◆ **What to produce**
Here are some records; copy every line that holds the word "correctly".

<<<<

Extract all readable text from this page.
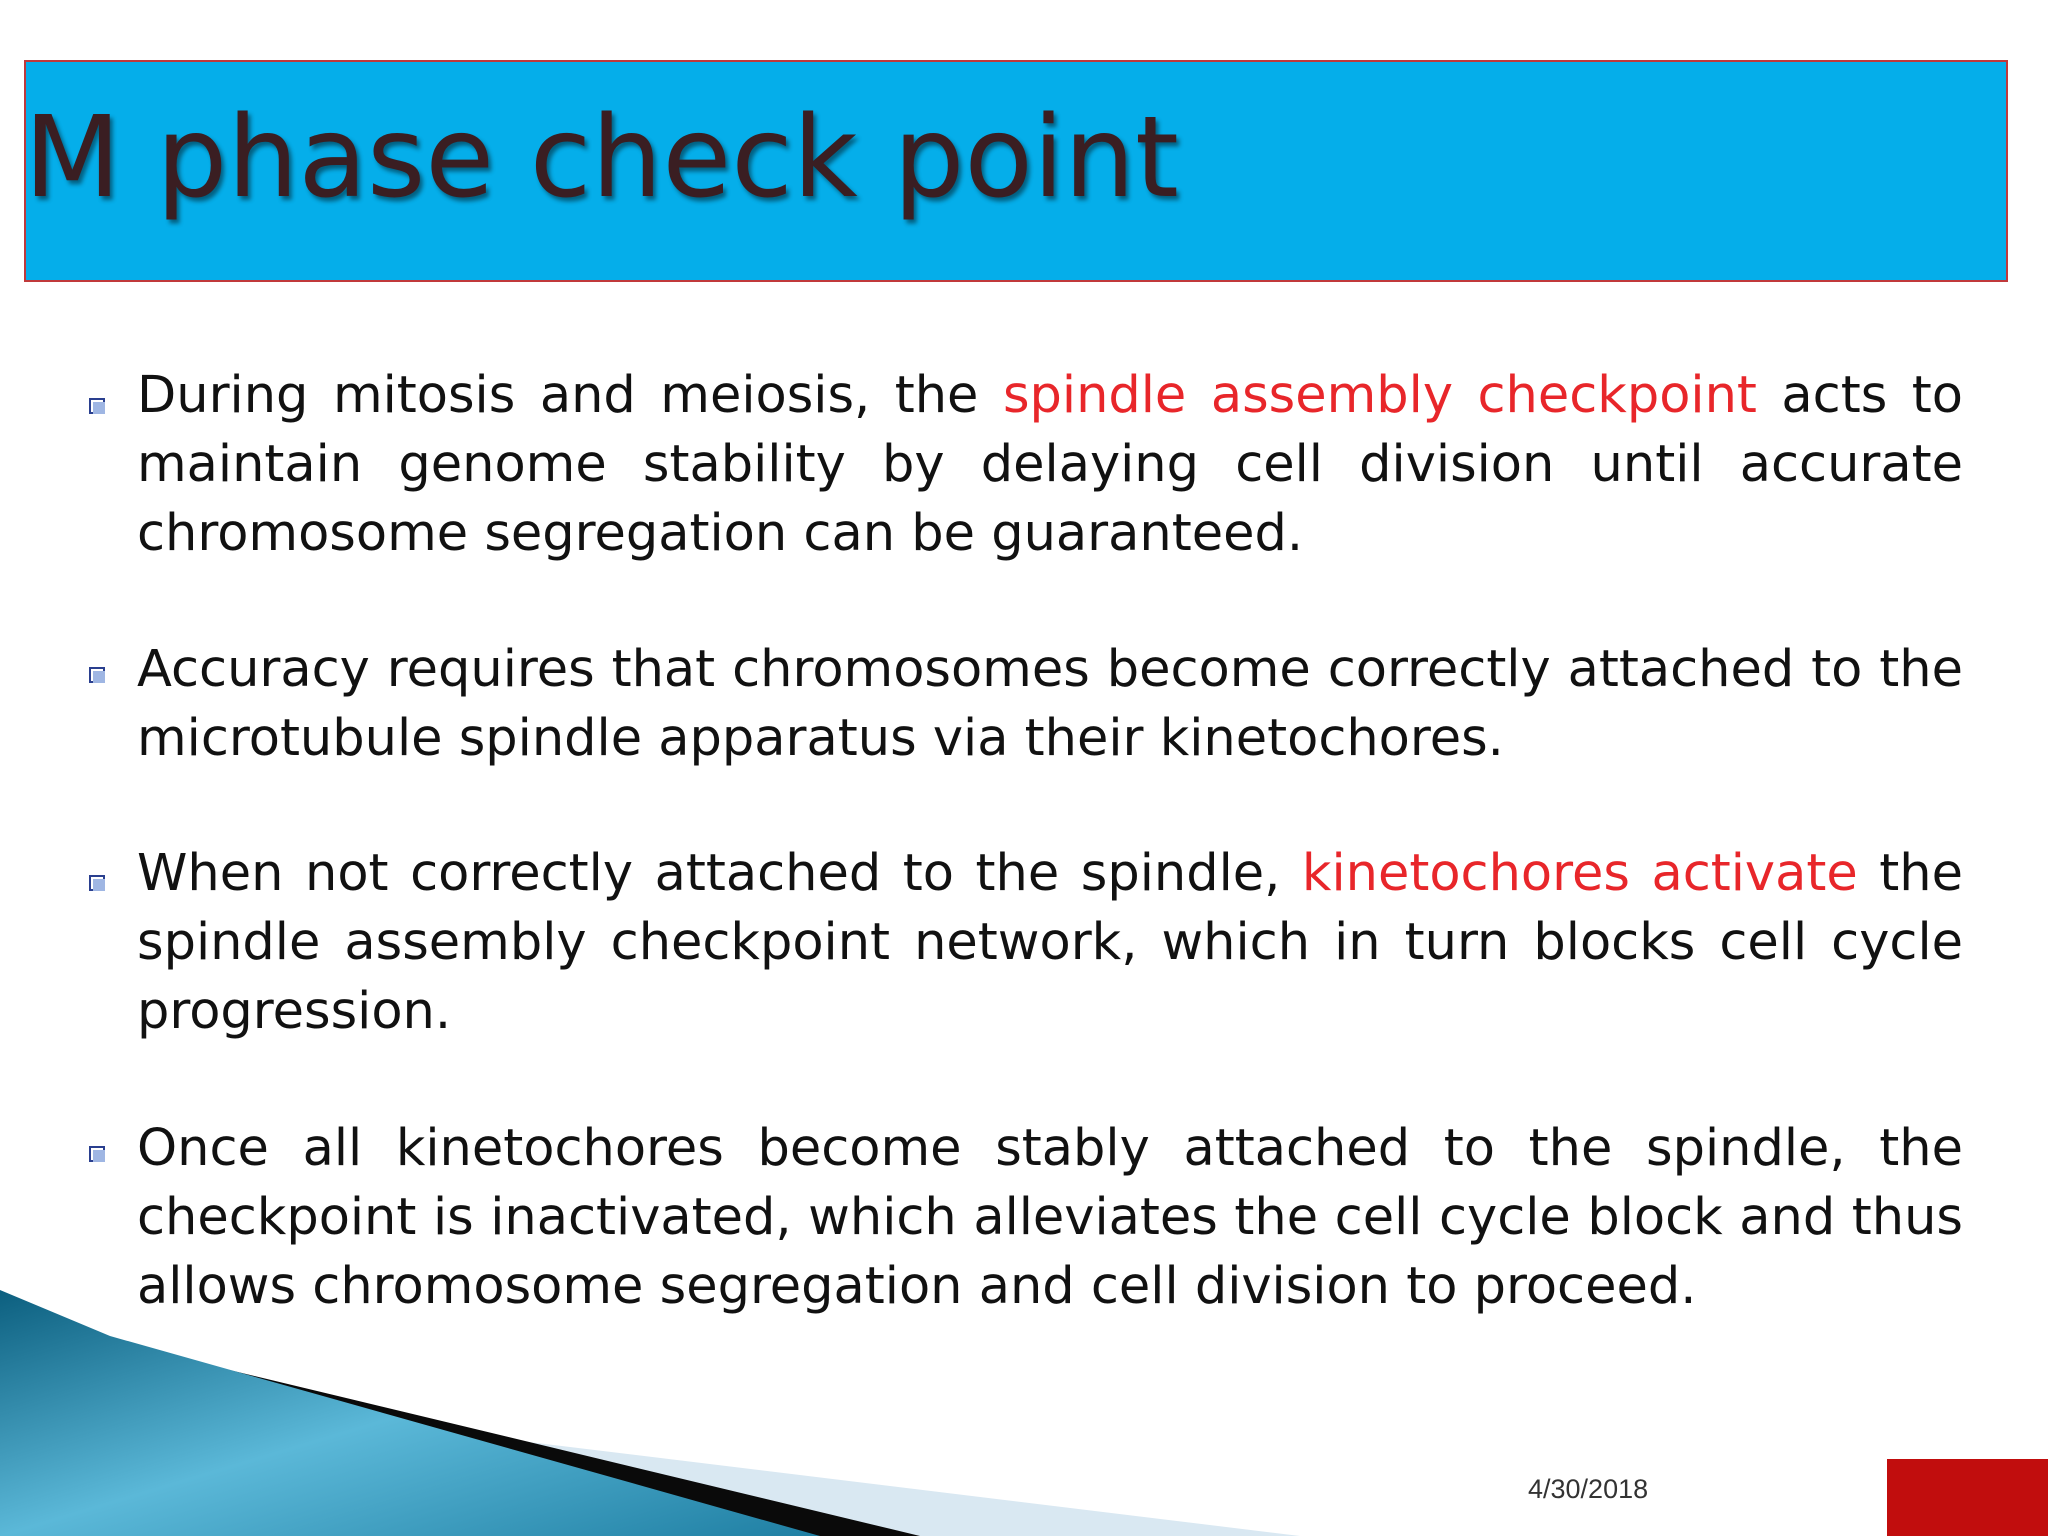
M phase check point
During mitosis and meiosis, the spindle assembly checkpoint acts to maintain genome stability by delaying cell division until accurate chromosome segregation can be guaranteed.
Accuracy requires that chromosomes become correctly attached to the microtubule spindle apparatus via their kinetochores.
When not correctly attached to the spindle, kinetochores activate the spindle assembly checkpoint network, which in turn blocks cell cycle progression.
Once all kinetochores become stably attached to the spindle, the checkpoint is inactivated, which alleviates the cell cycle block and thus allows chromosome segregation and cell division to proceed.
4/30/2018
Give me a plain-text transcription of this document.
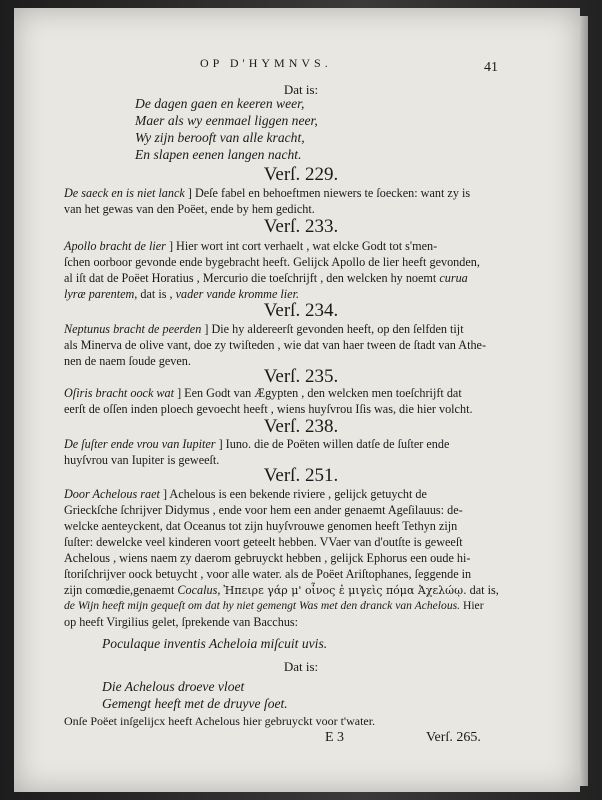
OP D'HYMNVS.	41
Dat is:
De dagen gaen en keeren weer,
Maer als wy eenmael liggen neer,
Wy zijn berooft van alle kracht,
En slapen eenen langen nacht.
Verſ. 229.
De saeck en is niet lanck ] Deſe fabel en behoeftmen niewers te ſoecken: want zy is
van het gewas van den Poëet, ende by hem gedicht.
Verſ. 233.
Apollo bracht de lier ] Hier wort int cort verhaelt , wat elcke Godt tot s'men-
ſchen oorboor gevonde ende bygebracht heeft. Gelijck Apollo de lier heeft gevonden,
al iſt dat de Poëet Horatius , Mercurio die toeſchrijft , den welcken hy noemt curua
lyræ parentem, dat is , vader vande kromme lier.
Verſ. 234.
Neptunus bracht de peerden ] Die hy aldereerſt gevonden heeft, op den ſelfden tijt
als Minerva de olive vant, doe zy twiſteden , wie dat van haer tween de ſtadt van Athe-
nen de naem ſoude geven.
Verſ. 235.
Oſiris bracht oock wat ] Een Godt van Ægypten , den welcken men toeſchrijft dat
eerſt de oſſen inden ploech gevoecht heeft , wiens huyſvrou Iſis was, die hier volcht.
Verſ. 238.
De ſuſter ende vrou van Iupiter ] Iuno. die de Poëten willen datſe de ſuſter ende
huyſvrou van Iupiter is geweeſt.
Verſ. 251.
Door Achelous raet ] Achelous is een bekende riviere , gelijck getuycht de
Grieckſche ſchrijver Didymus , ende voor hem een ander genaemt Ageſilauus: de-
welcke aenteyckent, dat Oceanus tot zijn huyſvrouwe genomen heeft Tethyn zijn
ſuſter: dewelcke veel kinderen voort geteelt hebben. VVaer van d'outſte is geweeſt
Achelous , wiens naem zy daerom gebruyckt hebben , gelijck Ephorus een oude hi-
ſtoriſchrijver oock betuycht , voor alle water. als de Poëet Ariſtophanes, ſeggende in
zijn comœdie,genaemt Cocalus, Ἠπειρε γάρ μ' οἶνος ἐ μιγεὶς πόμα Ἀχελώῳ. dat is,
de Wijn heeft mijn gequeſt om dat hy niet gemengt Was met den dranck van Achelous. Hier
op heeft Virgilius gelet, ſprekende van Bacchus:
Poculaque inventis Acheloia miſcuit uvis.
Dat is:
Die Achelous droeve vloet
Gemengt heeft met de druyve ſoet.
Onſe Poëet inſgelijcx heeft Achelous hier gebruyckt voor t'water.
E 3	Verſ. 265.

>>>>

◆ **Result**
Accuracy requires that chromosomes become correctly attached to the microtubule spindle apparatus via their kinetochores.
When not correctly attached to the spindle, kinetochores activate the spindle assembly checkpoint network, which in turn blocks cell cycle progression.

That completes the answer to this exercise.